(Stored data entries)
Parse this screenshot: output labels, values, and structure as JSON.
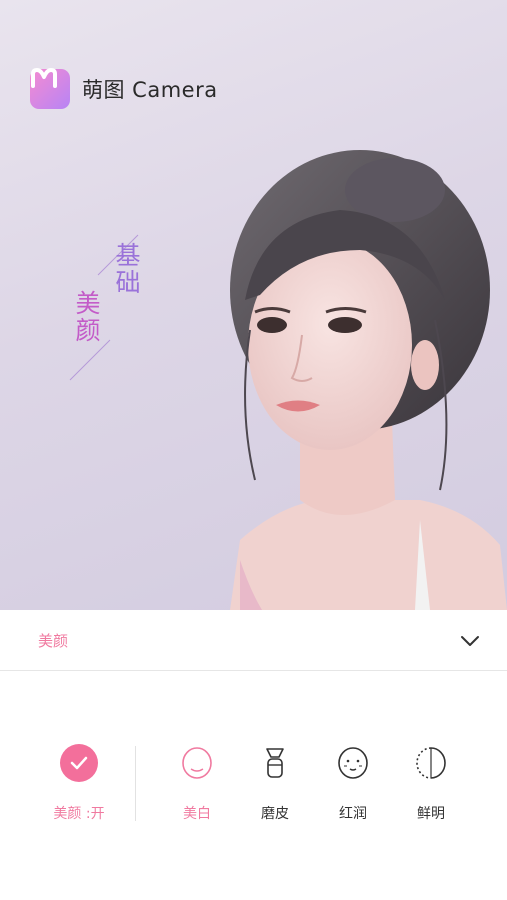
{
  "app": {
    "name": "萌图 Camera"
  },
  "photo": {
    "tag_line1": "基础",
    "tag_line2": "美颜"
  },
  "panel": {
    "title": "美颜",
    "toggle": {
      "label": "美颜 :开",
      "on": true
    },
    "options": [
      {
        "label": "美白",
        "icon": "face-whiten-icon",
        "active": true
      },
      {
        "label": "磨皮",
        "icon": "smooth-skin-brush-icon",
        "active": false
      },
      {
        "label": "红润",
        "icon": "rosy-face-icon",
        "active": false
      },
      {
        "label": "鲜明",
        "icon": "vivid-half-face-icon",
        "active": false
      }
    ]
  },
  "colors": {
    "accent": "#f36f9b",
    "accent_text": "#f07aa0",
    "purple": "#9a72d9"
  }
}
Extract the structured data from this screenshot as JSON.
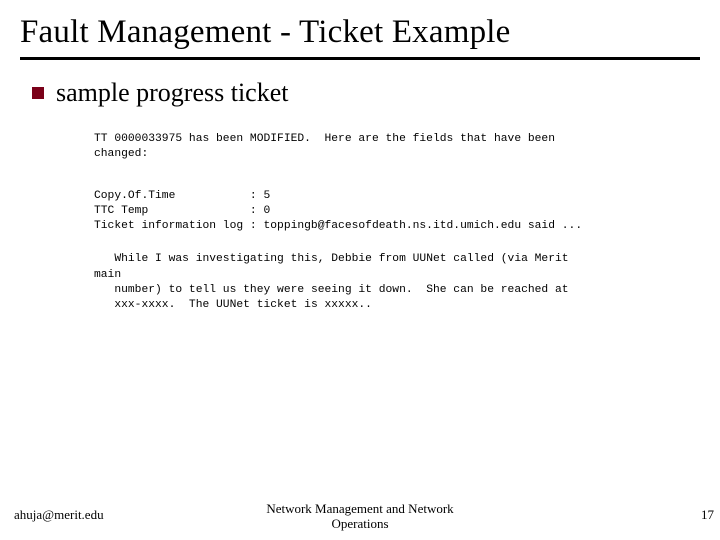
{
  "title": "Fault Management - Ticket Example",
  "bullet": "sample progress ticket",
  "ticket_header": "TT 0000033975 has been MODIFIED.  Here are the fields that have been\nchanged:",
  "fields": "Copy.Of.Time           : 5\nTTC Temp               : 0\nTicket information log : toppingb@facesofdeath.ns.itd.umich.edu said ...",
  "paragraph": "   While I was investigating this, Debbie from UUNet called (via Merit\nmain\n   number) to tell us they were seeing it down.  She can be reached at\n   xxx-xxxx.  The UUNet ticket is xxxxx..",
  "footer": {
    "left": "ahuja@merit.edu",
    "center": "Network Management and Network\nOperations",
    "right": "17"
  }
}
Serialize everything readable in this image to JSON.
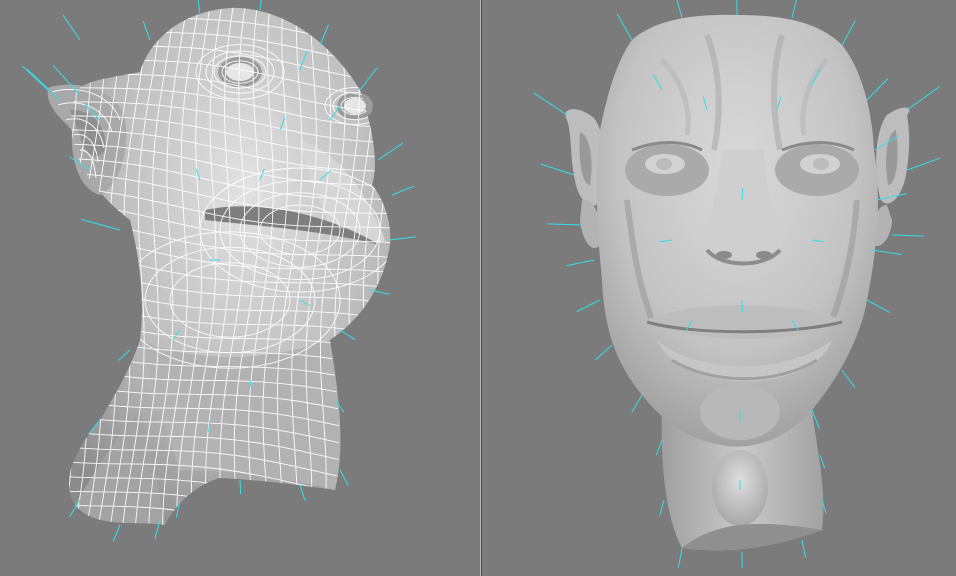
{
  "viewports": [
    {
      "id": "left",
      "display_mode": "wireframe-on-shaded",
      "model": "head-sculpt",
      "angle": "three-quarter-low",
      "normals_shown": true
    },
    {
      "id": "right",
      "display_mode": "smooth-shaded",
      "model": "head-sculpt",
      "angle": "front",
      "normals_shown": true
    }
  ],
  "colors": {
    "viewport_bg": "#7b7b7b",
    "mesh_surface": "#c8c8c8",
    "wire": "#ffffff",
    "normals": "#30e0ea",
    "divider": "#4d4d4d"
  }
}
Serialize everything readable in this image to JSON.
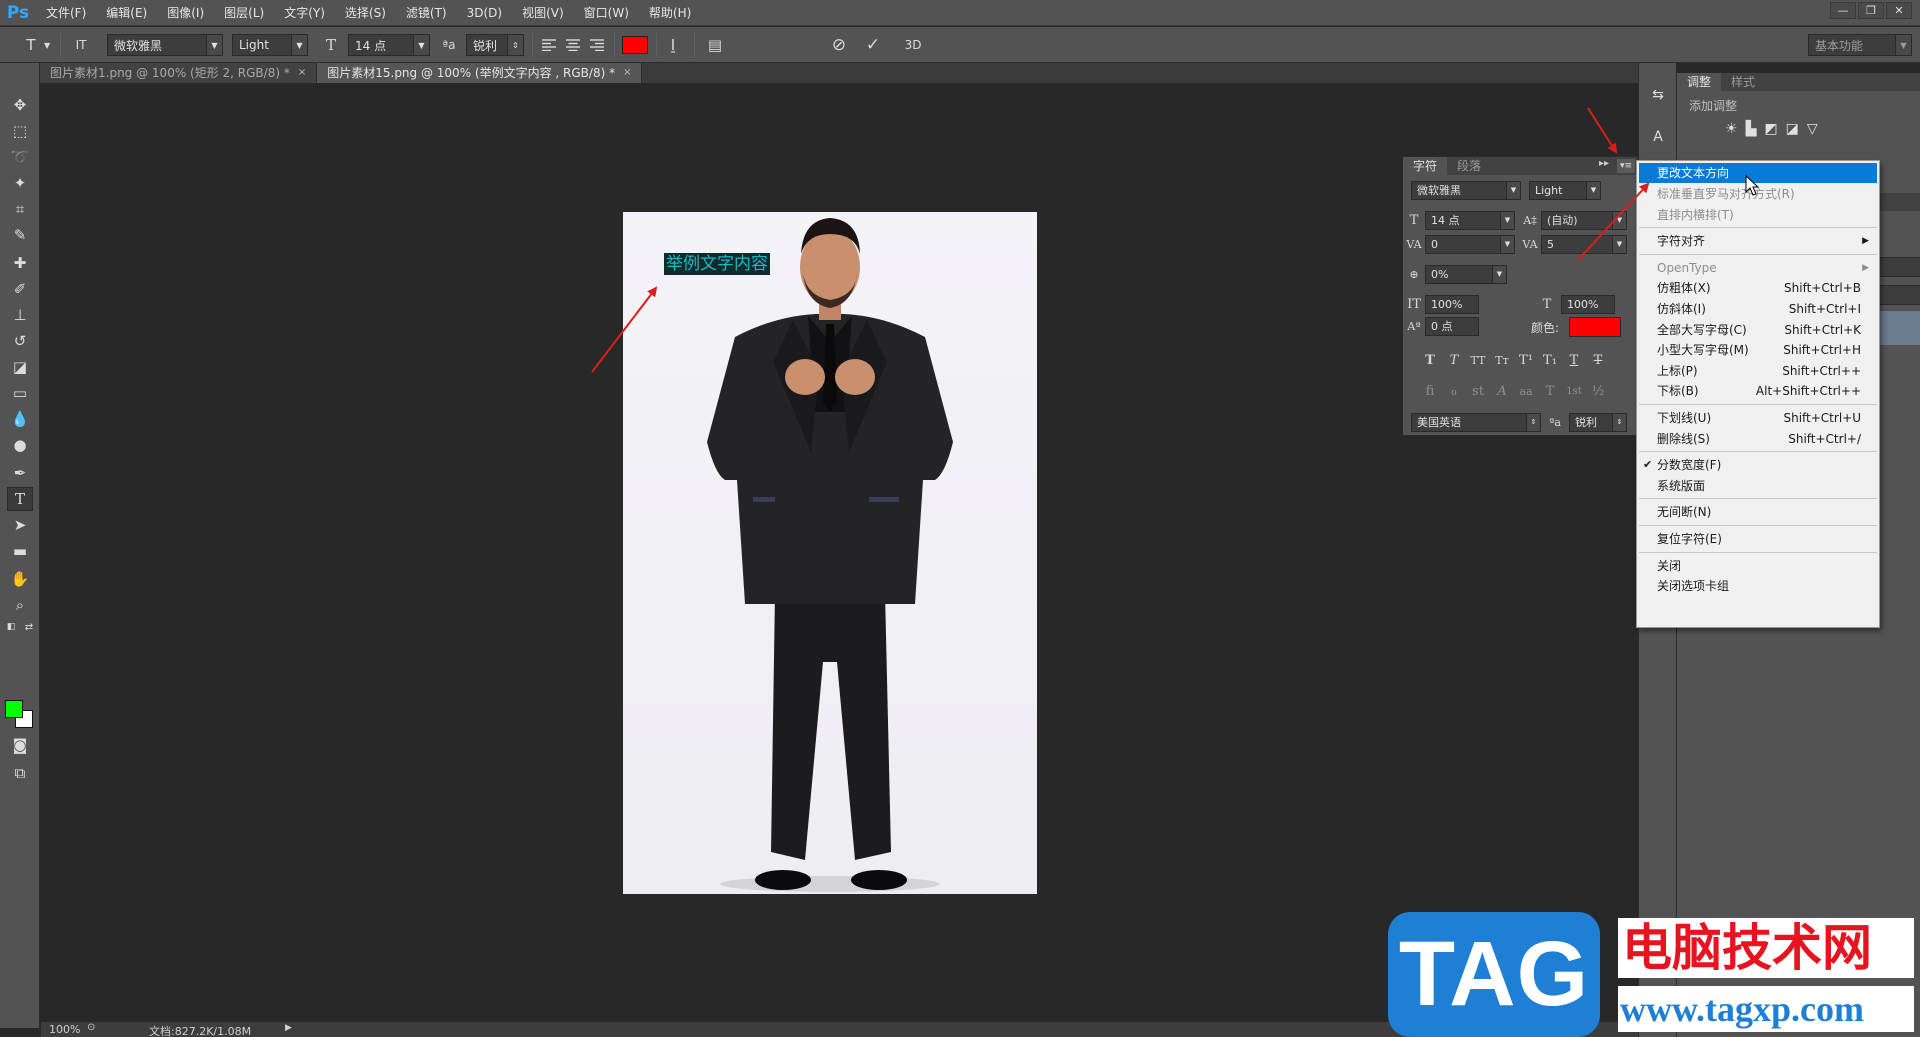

▸ TO DO
Repeat each record exactly, with the pictures left out.

▸ COMPLETE OUTPUT
Parse this screenshot: output labels, values, and structure as JSON.
{
  "app": {
    "name": "萌图 Camera"
  },
  "photo": {
    "tag_line1": "基础",
    "tag_line2": "美颜"
  },
  "panel": {
    "title": "美颜",
    "toggle": {
      "label": "美颜 :开",
      "on": true
    },
    "options": [
      {
        "label": "美白",
        "icon": "face-whiten-icon",
        "active": true
      },
      {
        "label": "磨皮",
        "icon": "smooth-skin-brush-icon",
        "active": false
      },
      {
        "label": "红润",
        "icon": "rosy-face-icon",
        "active": false
      },
      {
        "label": "鲜明",
        "icon": "vivid-half-face-icon",
        "active": false
      }
    ]
  },
  "colors": {
    "accent": "#f36f9b",
    "accent_text": "#f07aa0",
    "purple": "#9a72d9"
  }
}
Extract the structured data from this screenshot as JSON.
{
  "title": "Fault Management - Ticket Example",
  "bullet": "sample progress ticket",
  "ticket_header": "TT 0000033975 has been MODIFIED.  Here are the fields that have been\nchanged:",
  "fields": "Copy.Of.Time           : 5\nTTC Temp               : 0\nTicket information log : toppingb@facesofdeath.ns.itd.umich.edu said ...",
  "paragraph": "   While I was investigating this, Debbie from UUNet called (via Merit\nmain\n   number) to tell us they were seeing it down.  She can be reached at\n   xxx-xxxx.  The UUNet ticket is xxxxx..",
  "footer": {
    "left": "ahuja@merit.edu",
    "center": "Network Management and Network\nOperations",
    "right": "17"
  }
}
Serialize everything readable in this image to JSON.
{
  "viewports": [
    {
      "id": "left",
      "display_mode": "wireframe-on-shaded",
      "model": "head-sculpt",
      "angle": "three-quarter-low",
      "normals_shown": true
    },
    {
      "id": "right",
      "display_mode": "smooth-shaded",
      "model": "head-sculpt",
      "angle": "front",
      "normals_shown": true
    }
  ],
  "colors": {
    "viewport_bg": "#7b7b7b",
    "mesh_surface": "#c8c8c8",
    "wire": "#ffffff",
    "normals": "#30e0ea",
    "divider": "#4d4d4d"
  }
}
Serialize everything readable in this image to JSON.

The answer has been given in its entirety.